** EXERCISE REQUIREMENTS **
Look below. Copy each line that has "name" in it.

** AVAILABLE DATA **
============================================================

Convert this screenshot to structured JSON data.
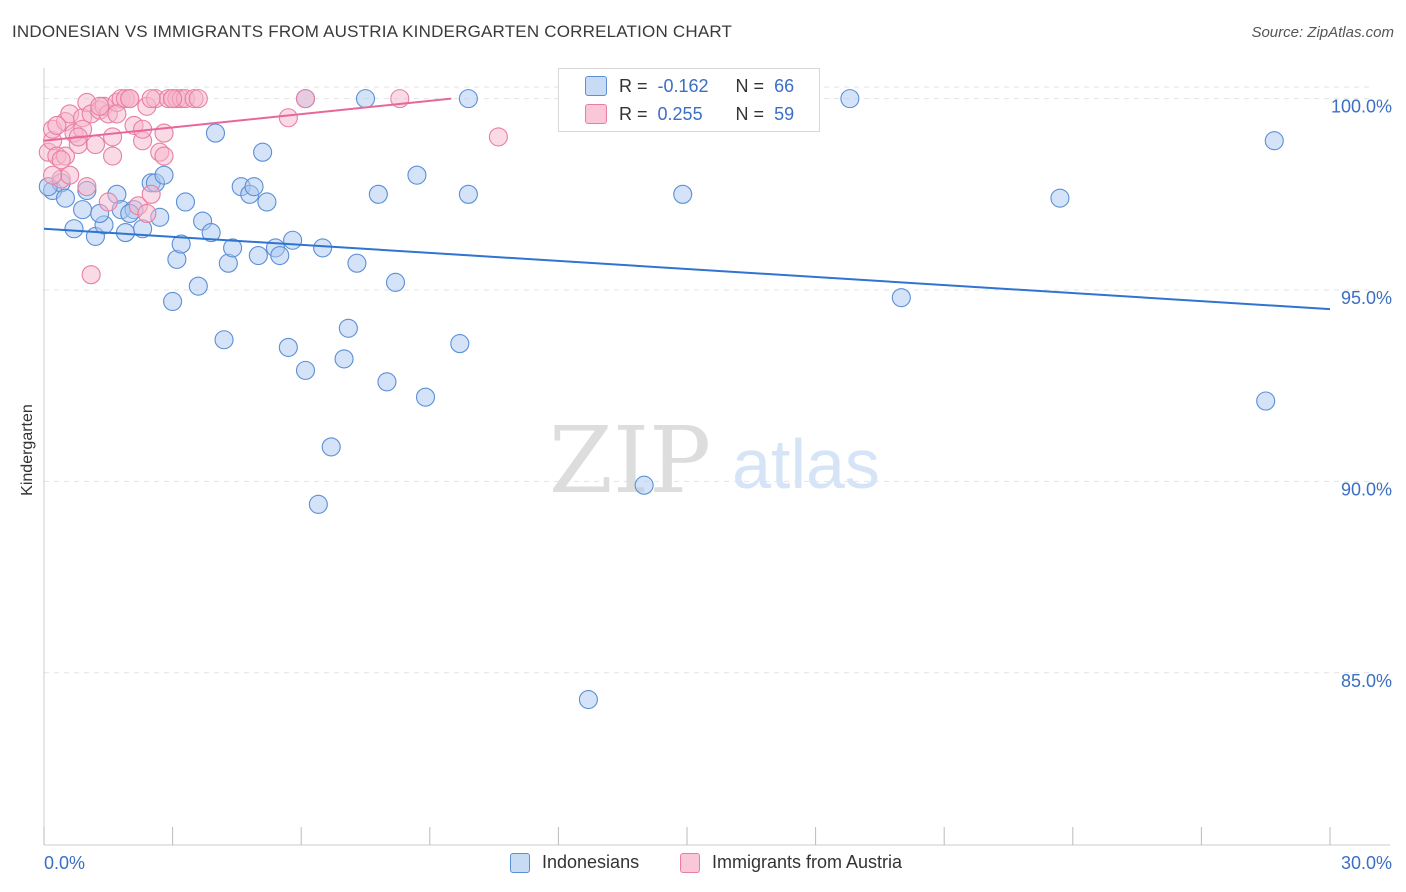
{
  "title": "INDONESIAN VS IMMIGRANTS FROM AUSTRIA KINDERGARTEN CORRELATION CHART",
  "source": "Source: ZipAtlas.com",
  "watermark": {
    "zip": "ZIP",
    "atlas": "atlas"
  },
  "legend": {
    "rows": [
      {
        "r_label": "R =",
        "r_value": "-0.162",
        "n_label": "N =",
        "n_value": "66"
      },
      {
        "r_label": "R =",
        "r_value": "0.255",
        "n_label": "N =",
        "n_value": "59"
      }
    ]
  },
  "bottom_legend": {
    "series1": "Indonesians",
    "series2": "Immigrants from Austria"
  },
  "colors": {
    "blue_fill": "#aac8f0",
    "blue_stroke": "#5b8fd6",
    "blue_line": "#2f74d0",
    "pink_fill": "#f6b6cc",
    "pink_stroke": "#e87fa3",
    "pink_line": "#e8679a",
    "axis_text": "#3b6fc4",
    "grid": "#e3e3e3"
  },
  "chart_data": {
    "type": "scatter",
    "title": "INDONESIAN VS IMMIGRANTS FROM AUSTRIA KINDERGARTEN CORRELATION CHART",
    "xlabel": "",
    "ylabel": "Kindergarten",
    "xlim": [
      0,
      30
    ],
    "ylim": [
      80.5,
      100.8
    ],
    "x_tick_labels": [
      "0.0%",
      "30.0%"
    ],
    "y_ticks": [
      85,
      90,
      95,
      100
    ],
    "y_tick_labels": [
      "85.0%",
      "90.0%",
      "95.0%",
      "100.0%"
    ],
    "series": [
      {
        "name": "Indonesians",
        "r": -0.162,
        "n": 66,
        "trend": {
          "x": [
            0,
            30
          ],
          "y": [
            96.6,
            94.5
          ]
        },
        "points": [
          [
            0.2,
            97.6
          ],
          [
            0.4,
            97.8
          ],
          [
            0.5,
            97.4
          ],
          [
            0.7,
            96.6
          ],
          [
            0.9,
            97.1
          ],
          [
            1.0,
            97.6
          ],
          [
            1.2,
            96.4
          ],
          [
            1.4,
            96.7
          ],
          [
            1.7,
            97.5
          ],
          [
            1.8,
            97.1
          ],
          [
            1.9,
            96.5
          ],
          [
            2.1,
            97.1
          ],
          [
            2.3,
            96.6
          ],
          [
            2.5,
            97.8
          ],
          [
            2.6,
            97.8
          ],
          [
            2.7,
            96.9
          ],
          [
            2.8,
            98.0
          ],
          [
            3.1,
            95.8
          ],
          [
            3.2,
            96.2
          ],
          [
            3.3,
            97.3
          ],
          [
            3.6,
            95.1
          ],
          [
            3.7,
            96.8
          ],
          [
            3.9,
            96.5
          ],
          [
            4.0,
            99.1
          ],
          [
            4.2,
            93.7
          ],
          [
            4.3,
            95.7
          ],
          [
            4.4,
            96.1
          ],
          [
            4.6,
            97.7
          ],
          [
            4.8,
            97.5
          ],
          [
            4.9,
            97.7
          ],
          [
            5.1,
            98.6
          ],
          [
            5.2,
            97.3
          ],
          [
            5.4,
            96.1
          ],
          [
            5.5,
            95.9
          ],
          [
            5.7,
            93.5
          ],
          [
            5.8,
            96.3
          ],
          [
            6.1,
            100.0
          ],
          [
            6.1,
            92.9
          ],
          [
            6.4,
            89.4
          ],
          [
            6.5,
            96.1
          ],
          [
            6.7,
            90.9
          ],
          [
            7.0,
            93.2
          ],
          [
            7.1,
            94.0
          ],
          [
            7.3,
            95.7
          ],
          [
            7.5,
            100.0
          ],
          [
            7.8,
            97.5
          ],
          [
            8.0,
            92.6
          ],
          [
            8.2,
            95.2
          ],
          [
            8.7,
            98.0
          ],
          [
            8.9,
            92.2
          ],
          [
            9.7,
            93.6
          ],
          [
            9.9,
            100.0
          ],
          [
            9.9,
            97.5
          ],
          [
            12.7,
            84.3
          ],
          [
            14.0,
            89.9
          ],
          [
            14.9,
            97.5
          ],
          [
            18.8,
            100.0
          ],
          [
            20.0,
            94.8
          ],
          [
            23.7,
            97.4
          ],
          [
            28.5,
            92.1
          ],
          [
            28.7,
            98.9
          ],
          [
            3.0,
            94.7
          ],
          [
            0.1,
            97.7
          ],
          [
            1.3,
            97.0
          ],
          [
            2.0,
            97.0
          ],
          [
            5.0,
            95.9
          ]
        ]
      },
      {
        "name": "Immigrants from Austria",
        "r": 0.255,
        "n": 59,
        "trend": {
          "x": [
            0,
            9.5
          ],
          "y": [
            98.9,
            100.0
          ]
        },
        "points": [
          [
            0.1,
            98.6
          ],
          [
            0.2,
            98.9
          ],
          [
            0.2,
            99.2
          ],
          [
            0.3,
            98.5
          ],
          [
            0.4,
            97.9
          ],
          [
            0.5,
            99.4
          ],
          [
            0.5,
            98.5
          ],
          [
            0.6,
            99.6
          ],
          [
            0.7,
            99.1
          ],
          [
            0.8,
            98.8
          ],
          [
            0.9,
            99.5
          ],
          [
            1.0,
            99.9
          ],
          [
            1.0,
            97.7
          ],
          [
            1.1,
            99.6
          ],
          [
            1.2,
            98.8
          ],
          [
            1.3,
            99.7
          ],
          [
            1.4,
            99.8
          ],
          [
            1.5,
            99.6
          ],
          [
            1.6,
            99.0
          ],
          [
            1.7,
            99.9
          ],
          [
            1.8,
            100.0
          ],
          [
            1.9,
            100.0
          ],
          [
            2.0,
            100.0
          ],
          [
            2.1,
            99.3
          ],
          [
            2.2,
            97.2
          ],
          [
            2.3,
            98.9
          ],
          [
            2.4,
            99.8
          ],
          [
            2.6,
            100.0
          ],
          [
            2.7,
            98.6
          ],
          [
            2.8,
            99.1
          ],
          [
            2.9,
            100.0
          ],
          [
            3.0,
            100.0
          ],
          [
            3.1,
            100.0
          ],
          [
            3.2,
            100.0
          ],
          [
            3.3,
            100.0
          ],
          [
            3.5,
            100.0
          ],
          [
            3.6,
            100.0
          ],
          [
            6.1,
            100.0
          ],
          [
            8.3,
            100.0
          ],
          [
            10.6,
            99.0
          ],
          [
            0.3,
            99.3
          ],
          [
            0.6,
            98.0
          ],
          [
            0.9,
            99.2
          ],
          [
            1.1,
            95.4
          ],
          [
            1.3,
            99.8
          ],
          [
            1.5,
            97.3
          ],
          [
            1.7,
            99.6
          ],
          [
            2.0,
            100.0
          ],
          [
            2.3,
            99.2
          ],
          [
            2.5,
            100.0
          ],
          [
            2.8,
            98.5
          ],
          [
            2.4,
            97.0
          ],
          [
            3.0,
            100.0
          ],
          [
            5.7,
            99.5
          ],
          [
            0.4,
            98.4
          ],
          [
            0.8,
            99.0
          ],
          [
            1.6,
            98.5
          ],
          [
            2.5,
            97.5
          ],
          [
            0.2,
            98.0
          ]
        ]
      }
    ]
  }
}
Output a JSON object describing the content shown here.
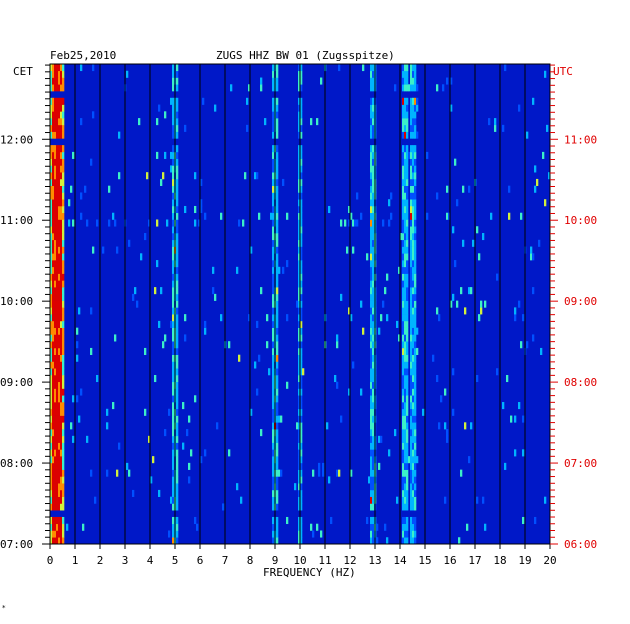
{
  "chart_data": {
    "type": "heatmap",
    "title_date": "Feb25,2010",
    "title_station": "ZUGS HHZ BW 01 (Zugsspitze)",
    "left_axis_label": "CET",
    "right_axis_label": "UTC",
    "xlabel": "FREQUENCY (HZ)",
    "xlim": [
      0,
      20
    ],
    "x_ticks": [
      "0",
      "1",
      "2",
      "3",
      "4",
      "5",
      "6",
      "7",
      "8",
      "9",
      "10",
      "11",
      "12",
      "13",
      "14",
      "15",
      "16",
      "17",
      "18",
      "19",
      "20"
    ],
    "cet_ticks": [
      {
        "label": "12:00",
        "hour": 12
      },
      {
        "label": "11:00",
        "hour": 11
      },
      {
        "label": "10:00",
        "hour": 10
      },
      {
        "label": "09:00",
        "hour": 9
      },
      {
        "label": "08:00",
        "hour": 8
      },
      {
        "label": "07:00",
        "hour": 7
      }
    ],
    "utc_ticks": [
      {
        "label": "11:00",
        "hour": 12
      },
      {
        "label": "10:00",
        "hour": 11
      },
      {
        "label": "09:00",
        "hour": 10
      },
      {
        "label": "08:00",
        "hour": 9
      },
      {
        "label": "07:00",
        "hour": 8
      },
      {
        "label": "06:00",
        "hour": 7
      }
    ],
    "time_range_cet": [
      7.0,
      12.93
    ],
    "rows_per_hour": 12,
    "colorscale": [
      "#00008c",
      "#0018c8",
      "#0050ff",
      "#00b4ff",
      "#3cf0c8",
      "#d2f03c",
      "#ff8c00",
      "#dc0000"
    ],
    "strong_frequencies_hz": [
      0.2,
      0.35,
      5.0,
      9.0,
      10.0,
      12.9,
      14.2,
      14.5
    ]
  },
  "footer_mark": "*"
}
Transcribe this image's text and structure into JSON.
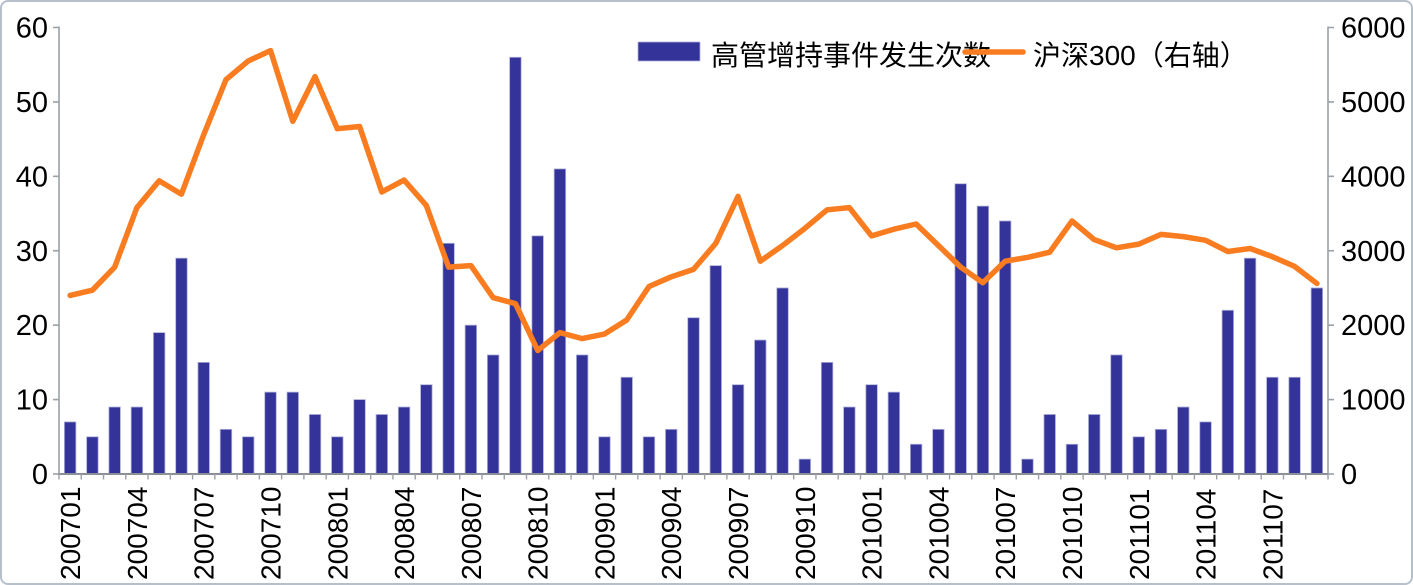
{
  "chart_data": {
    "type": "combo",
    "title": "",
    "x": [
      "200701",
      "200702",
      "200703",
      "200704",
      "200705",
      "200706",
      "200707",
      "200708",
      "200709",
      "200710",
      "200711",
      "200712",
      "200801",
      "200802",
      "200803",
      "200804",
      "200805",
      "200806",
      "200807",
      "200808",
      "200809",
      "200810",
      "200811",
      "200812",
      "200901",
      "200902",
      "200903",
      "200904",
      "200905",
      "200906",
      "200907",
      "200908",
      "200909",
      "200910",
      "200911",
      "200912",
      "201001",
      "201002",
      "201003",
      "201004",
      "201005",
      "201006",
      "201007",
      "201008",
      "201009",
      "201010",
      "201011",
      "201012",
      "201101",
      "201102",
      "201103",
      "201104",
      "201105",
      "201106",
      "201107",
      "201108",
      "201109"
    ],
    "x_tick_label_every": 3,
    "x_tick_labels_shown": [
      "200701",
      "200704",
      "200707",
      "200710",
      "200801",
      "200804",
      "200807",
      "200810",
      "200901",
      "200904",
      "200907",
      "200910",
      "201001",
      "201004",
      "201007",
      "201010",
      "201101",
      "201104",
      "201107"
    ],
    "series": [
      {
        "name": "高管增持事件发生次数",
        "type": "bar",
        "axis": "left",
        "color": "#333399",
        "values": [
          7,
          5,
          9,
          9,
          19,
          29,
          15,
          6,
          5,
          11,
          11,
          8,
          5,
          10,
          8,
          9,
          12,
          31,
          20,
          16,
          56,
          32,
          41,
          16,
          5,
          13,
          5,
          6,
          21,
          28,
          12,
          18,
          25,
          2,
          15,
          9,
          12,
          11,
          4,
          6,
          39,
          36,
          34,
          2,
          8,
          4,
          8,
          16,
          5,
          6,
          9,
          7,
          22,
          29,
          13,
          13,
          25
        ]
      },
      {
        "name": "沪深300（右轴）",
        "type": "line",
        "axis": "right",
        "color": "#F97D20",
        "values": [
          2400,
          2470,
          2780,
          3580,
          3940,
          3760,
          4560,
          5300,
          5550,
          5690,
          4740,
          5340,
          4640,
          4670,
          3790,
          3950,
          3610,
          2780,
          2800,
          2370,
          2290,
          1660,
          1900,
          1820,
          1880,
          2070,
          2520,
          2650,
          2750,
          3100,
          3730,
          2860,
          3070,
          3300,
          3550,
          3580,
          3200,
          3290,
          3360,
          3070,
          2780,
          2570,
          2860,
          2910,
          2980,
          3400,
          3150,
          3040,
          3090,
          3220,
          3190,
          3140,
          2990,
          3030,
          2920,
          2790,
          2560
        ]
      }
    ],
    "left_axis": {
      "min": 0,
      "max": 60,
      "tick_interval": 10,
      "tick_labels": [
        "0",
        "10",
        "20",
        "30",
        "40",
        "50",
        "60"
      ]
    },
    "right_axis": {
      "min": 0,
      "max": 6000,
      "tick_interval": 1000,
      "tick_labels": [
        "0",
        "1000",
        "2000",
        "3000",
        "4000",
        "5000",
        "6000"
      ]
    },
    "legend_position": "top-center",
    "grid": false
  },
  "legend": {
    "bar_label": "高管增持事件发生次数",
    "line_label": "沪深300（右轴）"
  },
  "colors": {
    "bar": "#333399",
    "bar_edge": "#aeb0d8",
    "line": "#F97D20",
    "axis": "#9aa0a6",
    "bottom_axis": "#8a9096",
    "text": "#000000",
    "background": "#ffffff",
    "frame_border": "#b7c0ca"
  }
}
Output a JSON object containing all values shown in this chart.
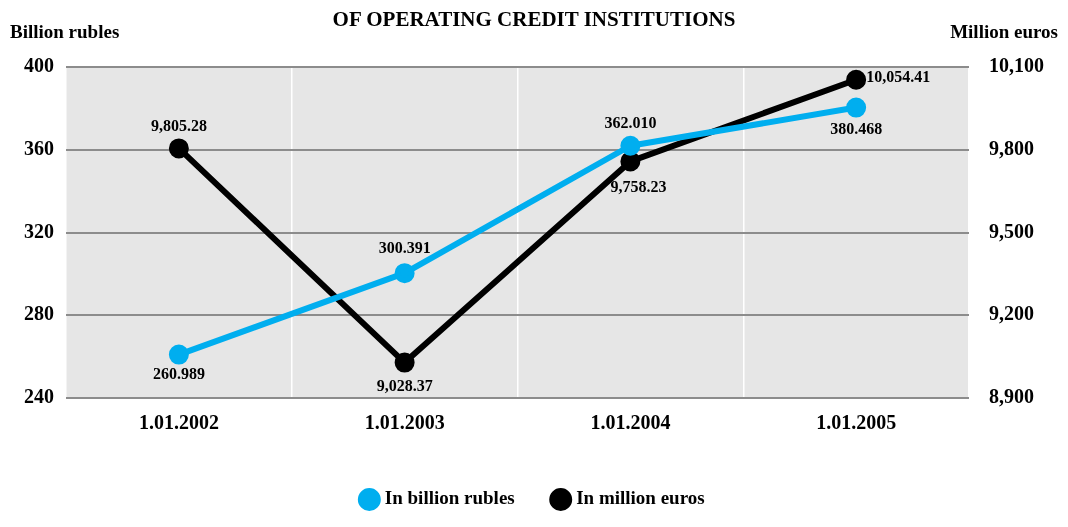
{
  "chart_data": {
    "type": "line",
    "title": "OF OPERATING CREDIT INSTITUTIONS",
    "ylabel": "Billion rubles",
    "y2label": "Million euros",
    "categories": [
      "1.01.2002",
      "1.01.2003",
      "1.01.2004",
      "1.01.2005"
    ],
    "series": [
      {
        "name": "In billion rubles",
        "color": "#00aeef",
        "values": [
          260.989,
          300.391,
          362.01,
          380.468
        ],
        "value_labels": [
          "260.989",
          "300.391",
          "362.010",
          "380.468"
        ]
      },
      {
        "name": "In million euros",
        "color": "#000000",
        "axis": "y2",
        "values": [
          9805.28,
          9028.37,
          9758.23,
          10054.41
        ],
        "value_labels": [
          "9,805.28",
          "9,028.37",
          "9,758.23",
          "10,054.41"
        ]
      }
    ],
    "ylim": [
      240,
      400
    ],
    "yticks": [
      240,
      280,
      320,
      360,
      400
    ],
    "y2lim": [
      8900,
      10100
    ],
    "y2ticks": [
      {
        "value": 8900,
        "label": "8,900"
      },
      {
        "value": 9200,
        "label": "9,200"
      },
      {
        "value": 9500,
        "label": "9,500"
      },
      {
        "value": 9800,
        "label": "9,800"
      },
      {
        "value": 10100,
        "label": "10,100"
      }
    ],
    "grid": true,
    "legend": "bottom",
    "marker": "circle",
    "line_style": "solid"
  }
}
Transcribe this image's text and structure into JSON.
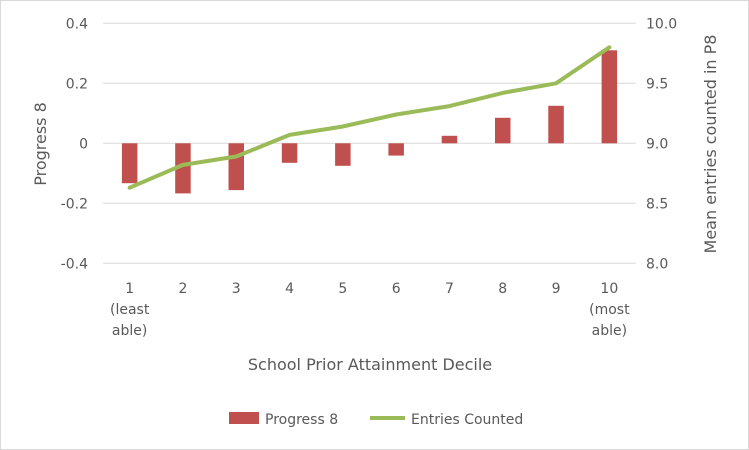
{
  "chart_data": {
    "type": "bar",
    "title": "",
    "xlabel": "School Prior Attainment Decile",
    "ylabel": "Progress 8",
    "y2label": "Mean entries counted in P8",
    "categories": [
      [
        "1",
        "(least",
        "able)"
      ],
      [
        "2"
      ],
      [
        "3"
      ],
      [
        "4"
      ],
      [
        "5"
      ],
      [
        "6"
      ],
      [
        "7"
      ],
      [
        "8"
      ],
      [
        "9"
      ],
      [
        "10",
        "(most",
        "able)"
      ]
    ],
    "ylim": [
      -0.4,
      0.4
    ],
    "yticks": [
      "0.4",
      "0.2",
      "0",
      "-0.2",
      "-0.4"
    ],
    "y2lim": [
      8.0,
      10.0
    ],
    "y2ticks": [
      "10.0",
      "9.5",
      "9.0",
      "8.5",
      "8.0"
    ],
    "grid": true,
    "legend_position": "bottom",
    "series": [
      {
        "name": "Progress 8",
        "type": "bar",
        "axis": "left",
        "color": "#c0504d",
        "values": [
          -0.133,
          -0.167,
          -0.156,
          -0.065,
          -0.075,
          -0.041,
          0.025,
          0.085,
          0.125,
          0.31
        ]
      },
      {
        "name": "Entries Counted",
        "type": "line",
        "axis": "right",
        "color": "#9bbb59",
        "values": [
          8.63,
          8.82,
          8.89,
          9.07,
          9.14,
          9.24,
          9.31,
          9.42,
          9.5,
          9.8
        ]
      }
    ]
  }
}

============================================================

** THE SOLUTION **
        "name": "Indonesians",
        "name": "Immigrants from Austria",
        "name": "高管增持事件发生次数",
        "name": "沪深300（右轴）",
        "name": "In billion rubles",
        "name": "In million euros",
        "name": "Progress 8",
        "name": "Entries Counted",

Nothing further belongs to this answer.